Work instructions
Transcribe the entries below exactly.

Records supplied
══════

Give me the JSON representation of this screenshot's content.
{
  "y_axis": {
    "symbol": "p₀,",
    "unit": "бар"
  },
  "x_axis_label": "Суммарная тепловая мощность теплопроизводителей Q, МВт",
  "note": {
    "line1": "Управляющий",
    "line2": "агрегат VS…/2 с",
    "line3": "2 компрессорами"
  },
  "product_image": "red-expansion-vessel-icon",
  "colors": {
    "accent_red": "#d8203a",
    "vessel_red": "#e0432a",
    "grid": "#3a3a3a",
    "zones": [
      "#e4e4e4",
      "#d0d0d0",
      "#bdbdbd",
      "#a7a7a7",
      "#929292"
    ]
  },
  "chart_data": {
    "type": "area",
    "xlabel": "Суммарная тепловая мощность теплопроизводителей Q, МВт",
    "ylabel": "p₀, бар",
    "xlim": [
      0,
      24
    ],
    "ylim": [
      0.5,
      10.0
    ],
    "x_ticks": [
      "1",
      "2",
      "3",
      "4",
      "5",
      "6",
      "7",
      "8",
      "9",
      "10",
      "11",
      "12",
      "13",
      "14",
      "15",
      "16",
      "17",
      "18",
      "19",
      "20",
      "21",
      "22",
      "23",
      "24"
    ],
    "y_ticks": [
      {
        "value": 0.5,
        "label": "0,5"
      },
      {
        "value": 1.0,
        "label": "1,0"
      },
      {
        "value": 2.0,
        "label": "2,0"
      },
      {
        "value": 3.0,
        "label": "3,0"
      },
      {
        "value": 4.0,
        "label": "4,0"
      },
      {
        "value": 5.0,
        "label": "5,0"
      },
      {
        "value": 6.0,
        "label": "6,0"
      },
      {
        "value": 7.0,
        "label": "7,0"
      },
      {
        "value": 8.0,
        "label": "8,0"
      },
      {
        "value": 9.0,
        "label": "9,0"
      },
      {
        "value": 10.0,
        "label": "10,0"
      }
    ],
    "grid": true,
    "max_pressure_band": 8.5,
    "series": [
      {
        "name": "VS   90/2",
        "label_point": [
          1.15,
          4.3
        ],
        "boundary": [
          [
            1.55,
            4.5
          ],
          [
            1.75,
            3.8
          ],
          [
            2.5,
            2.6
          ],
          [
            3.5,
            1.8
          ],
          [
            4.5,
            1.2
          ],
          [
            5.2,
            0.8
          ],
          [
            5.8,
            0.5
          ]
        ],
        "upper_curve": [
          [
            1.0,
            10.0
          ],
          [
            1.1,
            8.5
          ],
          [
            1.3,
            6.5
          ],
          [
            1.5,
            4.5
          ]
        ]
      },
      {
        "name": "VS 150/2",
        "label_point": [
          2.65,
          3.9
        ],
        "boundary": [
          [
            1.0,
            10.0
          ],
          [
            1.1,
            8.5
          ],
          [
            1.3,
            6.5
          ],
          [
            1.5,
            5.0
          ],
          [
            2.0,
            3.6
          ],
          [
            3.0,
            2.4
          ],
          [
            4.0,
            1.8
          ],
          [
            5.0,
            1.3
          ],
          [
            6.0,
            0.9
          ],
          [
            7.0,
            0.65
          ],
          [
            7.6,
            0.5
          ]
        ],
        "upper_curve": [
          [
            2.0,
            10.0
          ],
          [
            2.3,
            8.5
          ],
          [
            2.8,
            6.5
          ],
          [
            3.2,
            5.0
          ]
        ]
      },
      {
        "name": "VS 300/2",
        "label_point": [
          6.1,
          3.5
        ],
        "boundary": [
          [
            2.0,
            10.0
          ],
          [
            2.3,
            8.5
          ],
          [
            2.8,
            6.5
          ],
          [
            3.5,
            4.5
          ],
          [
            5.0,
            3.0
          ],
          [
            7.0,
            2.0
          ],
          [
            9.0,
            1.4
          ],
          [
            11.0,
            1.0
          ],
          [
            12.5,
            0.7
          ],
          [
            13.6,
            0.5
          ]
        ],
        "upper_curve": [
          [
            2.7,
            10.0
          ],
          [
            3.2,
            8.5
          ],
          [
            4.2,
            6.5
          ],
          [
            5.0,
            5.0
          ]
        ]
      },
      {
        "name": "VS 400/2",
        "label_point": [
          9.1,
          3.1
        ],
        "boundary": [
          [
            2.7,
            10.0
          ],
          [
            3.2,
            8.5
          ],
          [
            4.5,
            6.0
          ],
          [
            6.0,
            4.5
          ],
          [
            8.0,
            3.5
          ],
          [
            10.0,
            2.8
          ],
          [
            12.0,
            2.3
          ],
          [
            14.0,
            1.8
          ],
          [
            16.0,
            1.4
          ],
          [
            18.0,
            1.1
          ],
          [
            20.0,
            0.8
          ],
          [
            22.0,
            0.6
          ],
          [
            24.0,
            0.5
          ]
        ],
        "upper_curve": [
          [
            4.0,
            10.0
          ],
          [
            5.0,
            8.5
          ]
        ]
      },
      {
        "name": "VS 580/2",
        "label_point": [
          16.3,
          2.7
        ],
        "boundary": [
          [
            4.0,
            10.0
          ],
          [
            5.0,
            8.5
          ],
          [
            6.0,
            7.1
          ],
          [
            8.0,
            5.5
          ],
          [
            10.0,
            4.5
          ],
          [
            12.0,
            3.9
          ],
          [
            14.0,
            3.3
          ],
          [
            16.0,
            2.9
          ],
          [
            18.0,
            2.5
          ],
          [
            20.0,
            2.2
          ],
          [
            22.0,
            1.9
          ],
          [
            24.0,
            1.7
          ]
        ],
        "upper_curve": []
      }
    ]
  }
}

══════

Task result
Give me the JSON representation of this screenshot's content.
{
  "y_axis": {
    "symbol": "p₀,",
    "unit": "бар"
  },
  "x_axis_label": "Суммарная тепловая мощность теплопроизводителей Q, МВт",
  "note": {
    "line1": "Управляющий",
    "line2": "агрегат VS…/2 с",
    "line3": "2 компрессорами"
  },
  "product_image": "red-expansion-vessel-icon",
  "colors": {
    "accent_red": "#d8203a",
    "vessel_red": "#e0432a",
    "grid": "#3a3a3a",
    "zones": [
      "#e4e4e4",
      "#d0d0d0",
      "#bdbdbd",
      "#a7a7a7",
      "#929292"
    ]
  },
  "chart_data": {
    "type": "area",
    "xlabel": "Суммарная тепловая мощность теплопроизводителей Q, МВт",
    "ylabel": "p₀, бар",
    "xlim": [
      0,
      24
    ],
    "ylim": [
      0.5,
      10.0
    ],
    "x_ticks": [
      "1",
      "2",
      "3",
      "4",
      "5",
      "6",
      "7",
      "8",
      "9",
      "10",
      "11",
      "12",
      "13",
      "14",
      "15",
      "16",
      "17",
      "18",
      "19",
      "20",
      "21",
      "22",
      "23",
      "24"
    ],
    "y_ticks": [
      {
        "value": 0.5,
        "label": "0,5"
      },
      {
        "value": 1.0,
        "label": "1,0"
      },
      {
        "value": 2.0,
        "label": "2,0"
      },
      {
        "value": 3.0,
        "label": "3,0"
      },
      {
        "value": 4.0,
        "label": "4,0"
      },
      {
        "value": 5.0,
        "label": "5,0"
      },
      {
        "value": 6.0,
        "label": "6,0"
      },
      {
        "value": 7.0,
        "label": "7,0"
      },
      {
        "value": 8.0,
        "label": "8,0"
      },
      {
        "value": 9.0,
        "label": "9,0"
      },
      {
        "value": 10.0,
        "label": "10,0"
      }
    ],
    "grid": true,
    "max_pressure_band": 8.5,
    "series": [
      {
        "name": "VS   90/2",
        "label_point": [
          1.15,
          4.3
        ],
        "boundary": [
          [
            1.55,
            4.5
          ],
          [
            1.75,
            3.8
          ],
          [
            2.5,
            2.6
          ],
          [
            3.5,
            1.8
          ],
          [
            4.5,
            1.2
          ],
          [
            5.2,
            0.8
          ],
          [
            5.8,
            0.5
          ]
        ],
        "upper_curve": [
          [
            1.0,
            10.0
          ],
          [
            1.1,
            8.5
          ],
          [
            1.3,
            6.5
          ],
          [
            1.5,
            4.5
          ]
        ]
      },
      {
        "name": "VS 150/2",
        "label_point": [
          2.65,
          3.9
        ],
        "boundary": [
          [
            1.0,
            10.0
          ],
          [
            1.1,
            8.5
          ],
          [
            1.3,
            6.5
          ],
          [
            1.5,
            5.0
          ],
          [
            2.0,
            3.6
          ],
          [
            3.0,
            2.4
          ],
          [
            4.0,
            1.8
          ],
          [
            5.0,
            1.3
          ],
          [
            6.0,
            0.9
          ],
          [
            7.0,
            0.65
          ],
          [
            7.6,
            0.5
          ]
        ],
        "upper_curve": [
          [
            2.0,
            10.0
          ],
          [
            2.3,
            8.5
          ],
          [
            2.8,
            6.5
          ],
          [
            3.2,
            5.0
          ]
        ]
      },
      {
        "name": "VS 300/2",
        "label_point": [
          6.1,
          3.5
        ],
        "boundary": [
          [
            2.0,
            10.0
          ],
          [
            2.3,
            8.5
          ],
          [
            2.8,
            6.5
          ],
          [
            3.5,
            4.5
          ],
          [
            5.0,
            3.0
          ],
          [
            7.0,
            2.0
          ],
          [
            9.0,
            1.4
          ],
          [
            11.0,
            1.0
          ],
          [
            12.5,
            0.7
          ],
          [
            13.6,
            0.5
          ]
        ],
        "upper_curve": [
          [
            2.7,
            10.0
          ],
          [
            3.2,
            8.5
          ],
          [
            4.2,
            6.5
          ],
          [
            5.0,
            5.0
          ]
        ]
      },
      {
        "name": "VS 400/2",
        "label_point": [
          9.1,
          3.1
        ],
        "boundary": [
          [
            2.7,
            10.0
          ],
          [
            3.2,
            8.5
          ],
          [
            4.5,
            6.0
          ],
          [
            6.0,
            4.5
          ],
          [
            8.0,
            3.5
          ],
          [
            10.0,
            2.8
          ],
          [
            12.0,
            2.3
          ],
          [
            14.0,
            1.8
          ],
          [
            16.0,
            1.4
          ],
          [
            18.0,
            1.1
          ],
          [
            20.0,
            0.8
          ],
          [
            22.0,
            0.6
          ],
          [
            24.0,
            0.5
          ]
        ],
        "upper_curve": [
          [
            4.0,
            10.0
          ],
          [
            5.0,
            8.5
          ]
        ]
      },
      {
        "name": "VS 580/2",
        "label_point": [
          16.3,
          2.7
        ],
        "boundary": [
          [
            4.0,
            10.0
          ],
          [
            5.0,
            8.5
          ],
          [
            6.0,
            7.1
          ],
          [
            8.0,
            5.5
          ],
          [
            10.0,
            4.5
          ],
          [
            12.0,
            3.9
          ],
          [
            14.0,
            3.3
          ],
          [
            16.0,
            2.9
          ],
          [
            18.0,
            2.5
          ],
          [
            20.0,
            2.2
          ],
          [
            22.0,
            1.9
          ],
          [
            24.0,
            1.7
          ]
        ],
        "upper_curve": []
      }
    ]
  }
}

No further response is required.